▶ _Exercise requirements_
Transcribe every entry word for word, but skip the images.

▶ _Given entries_
⁂
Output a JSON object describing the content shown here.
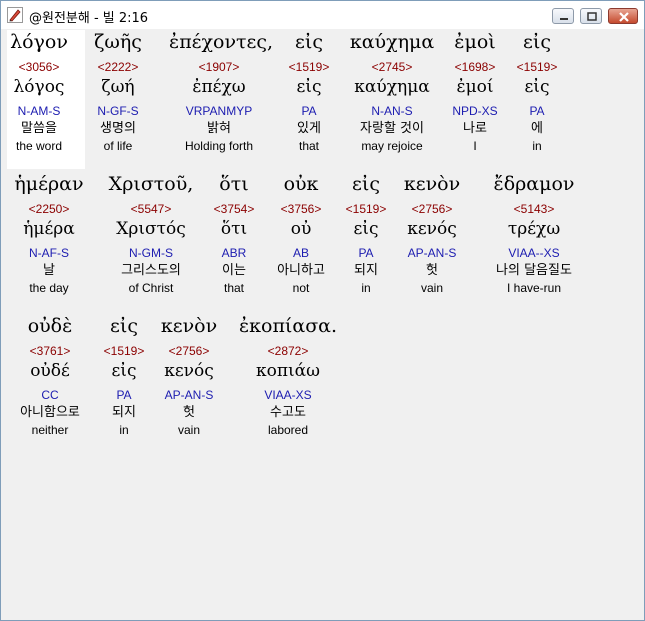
{
  "window": {
    "title": "@원전분해 - 빌 2:16",
    "app_icon": "pen-icon",
    "buttons": {
      "minimize": "minimize-icon",
      "maximize": "maximize-icon",
      "close": "close-icon"
    }
  },
  "colors": {
    "strong": "#8b0000",
    "parse": "#1c1cb0",
    "text": "#000000",
    "highlight": "#ffffff",
    "background": "#f0f0f0"
  },
  "lines": [
    {
      "words": [
        {
          "greek": "λόγον",
          "strong": "<3056>",
          "lemma": "λόγος",
          "parse": "N-AM-S",
          "korean": "말씀을",
          "english": "the word"
        },
        {
          "greek": "ζωῆς",
          "strong": "<2222>",
          "lemma": "ζωή",
          "parse": "N-GF-S",
          "korean": "생명의",
          "english": "of life"
        },
        {
          "greek": "ἐπέχοντες,",
          "strong": "<1907>",
          "lemma": "ἐπέχω",
          "parse": "VRPANMYP",
          "korean": "밝혀",
          "english": "Holding forth"
        },
        {
          "greek": "εἰς",
          "strong": "<1519>",
          "lemma": "εἰς",
          "parse": "PA",
          "korean": "있게",
          "english": "that"
        },
        {
          "greek": "καύχημα",
          "strong": "<2745>",
          "lemma": "καύχημα",
          "parse": "N-AN-S",
          "korean": "자랑할 것이",
          "english": "may rejoice"
        },
        {
          "greek": "ἐμοὶ",
          "strong": "<1698>",
          "lemma": "ἐμοί",
          "parse": "NPD-XS",
          "korean": "나로",
          "english": "I"
        },
        {
          "greek": "εἰς",
          "strong": "<1519>",
          "lemma": "εἰς",
          "parse": "PA",
          "korean": "에",
          "english": "in"
        }
      ]
    },
    {
      "words": [
        {
          "greek": "ἡμέραν",
          "strong": "<2250>",
          "lemma": "ἡμέρα",
          "parse": "N-AF-S",
          "korean": "날",
          "english": "the day"
        },
        {
          "greek": "Χριστοῦ,",
          "strong": "<5547>",
          "lemma": "Χριστός",
          "parse": "N-GM-S",
          "korean": "그리스도의",
          "english": "of Christ"
        },
        {
          "greek": "ὅτι",
          "strong": "<3754>",
          "lemma": "ὅτι",
          "parse": "ABR",
          "korean": "이는",
          "english": "that"
        },
        {
          "greek": "οὐκ",
          "strong": "<3756>",
          "lemma": "οὐ",
          "parse": "AB",
          "korean": "아니하고",
          "english": "not"
        },
        {
          "greek": "εἰς",
          "strong": "<1519>",
          "lemma": "εἰς",
          "parse": "PA",
          "korean": "되지",
          "english": "in"
        },
        {
          "greek": "κενὸν",
          "strong": "<2756>",
          "lemma": "κενός",
          "parse": "AP-AN-S",
          "korean": "헛",
          "english": "vain"
        },
        {
          "greek": "ἔδραμον",
          "strong": "<5143>",
          "lemma": "τρέχω",
          "parse": "VIAA--XS",
          "korean": "나의 달음질도",
          "english": "I have-run"
        }
      ]
    },
    {
      "words": [
        {
          "greek": "οὐδὲ",
          "strong": "<3761>",
          "lemma": "οὐδέ",
          "parse": "CC",
          "korean": "아니함으로",
          "english": "neither"
        },
        {
          "greek": "εἰς",
          "strong": "<1519>",
          "lemma": "εἰς",
          "parse": "PA",
          "korean": "되지",
          "english": "in"
        },
        {
          "greek": "κενὸν",
          "strong": "<2756>",
          "lemma": "κενός",
          "parse": "AP-AN-S",
          "korean": "헛",
          "english": "vain"
        },
        {
          "greek": "ἐκοπίασα.",
          "strong": "<2872>",
          "lemma": "κοπιάω",
          "parse": "VIAA-XS",
          "korean": "수고도",
          "english": "labored"
        }
      ]
    }
  ]
}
⁂
▶ _Solution for this task_
Output a JSON object describing the content shown here.
{
  "window": {
    "title": "@원전분해 - 빌 2:16",
    "app_icon": "pen-icon",
    "buttons": {
      "minimize": "minimize-icon",
      "maximize": "maximize-icon",
      "close": "close-icon"
    }
  },
  "colors": {
    "strong": "#8b0000",
    "parse": "#1c1cb0",
    "text": "#000000",
    "highlight": "#ffffff",
    "background": "#f0f0f0"
  },
  "lines": [
    {
      "words": [
        {
          "greek": "λόγον",
          "strong": "<3056>",
          "lemma": "λόγος",
          "parse": "N-AM-S",
          "korean": "말씀을",
          "english": "the word"
        },
        {
          "greek": "ζωῆς",
          "strong": "<2222>",
          "lemma": "ζωή",
          "parse": "N-GF-S",
          "korean": "생명의",
          "english": "of life"
        },
        {
          "greek": "ἐπέχοντες,",
          "strong": "<1907>",
          "lemma": "ἐπέχω",
          "parse": "VRPANMYP",
          "korean": "밝혀",
          "english": "Holding forth"
        },
        {
          "greek": "εἰς",
          "strong": "<1519>",
          "lemma": "εἰς",
          "parse": "PA",
          "korean": "있게",
          "english": "that"
        },
        {
          "greek": "καύχημα",
          "strong": "<2745>",
          "lemma": "καύχημα",
          "parse": "N-AN-S",
          "korean": "자랑할 것이",
          "english": "may rejoice"
        },
        {
          "greek": "ἐμοὶ",
          "strong": "<1698>",
          "lemma": "ἐμοί",
          "parse": "NPD-XS",
          "korean": "나로",
          "english": "I"
        },
        {
          "greek": "εἰς",
          "strong": "<1519>",
          "lemma": "εἰς",
          "parse": "PA",
          "korean": "에",
          "english": "in"
        }
      ]
    },
    {
      "words": [
        {
          "greek": "ἡμέραν",
          "strong": "<2250>",
          "lemma": "ἡμέρα",
          "parse": "N-AF-S",
          "korean": "날",
          "english": "the day"
        },
        {
          "greek": "Χριστοῦ,",
          "strong": "<5547>",
          "lemma": "Χριστός",
          "parse": "N-GM-S",
          "korean": "그리스도의",
          "english": "of Christ"
        },
        {
          "greek": "ὅτι",
          "strong": "<3754>",
          "lemma": "ὅτι",
          "parse": "ABR",
          "korean": "이는",
          "english": "that"
        },
        {
          "greek": "οὐκ",
          "strong": "<3756>",
          "lemma": "οὐ",
          "parse": "AB",
          "korean": "아니하고",
          "english": "not"
        },
        {
          "greek": "εἰς",
          "strong": "<1519>",
          "lemma": "εἰς",
          "parse": "PA",
          "korean": "되지",
          "english": "in"
        },
        {
          "greek": "κενὸν",
          "strong": "<2756>",
          "lemma": "κενός",
          "parse": "AP-AN-S",
          "korean": "헛",
          "english": "vain"
        },
        {
          "greek": "ἔδραμον",
          "strong": "<5143>",
          "lemma": "τρέχω",
          "parse": "VIAA--XS",
          "korean": "나의 달음질도",
          "english": "I have-run"
        }
      ]
    },
    {
      "words": [
        {
          "greek": "οὐδὲ",
          "strong": "<3761>",
          "lemma": "οὐδέ",
          "parse": "CC",
          "korean": "아니함으로",
          "english": "neither"
        },
        {
          "greek": "εἰς",
          "strong": "<1519>",
          "lemma": "εἰς",
          "parse": "PA",
          "korean": "되지",
          "english": "in"
        },
        {
          "greek": "κενὸν",
          "strong": "<2756>",
          "lemma": "κενός",
          "parse": "AP-AN-S",
          "korean": "헛",
          "english": "vain"
        },
        {
          "greek": "ἐκοπίασα.",
          "strong": "<2872>",
          "lemma": "κοπιάω",
          "parse": "VIAA-XS",
          "korean": "수고도",
          "english": "labored"
        }
      ]
    }
  ]
}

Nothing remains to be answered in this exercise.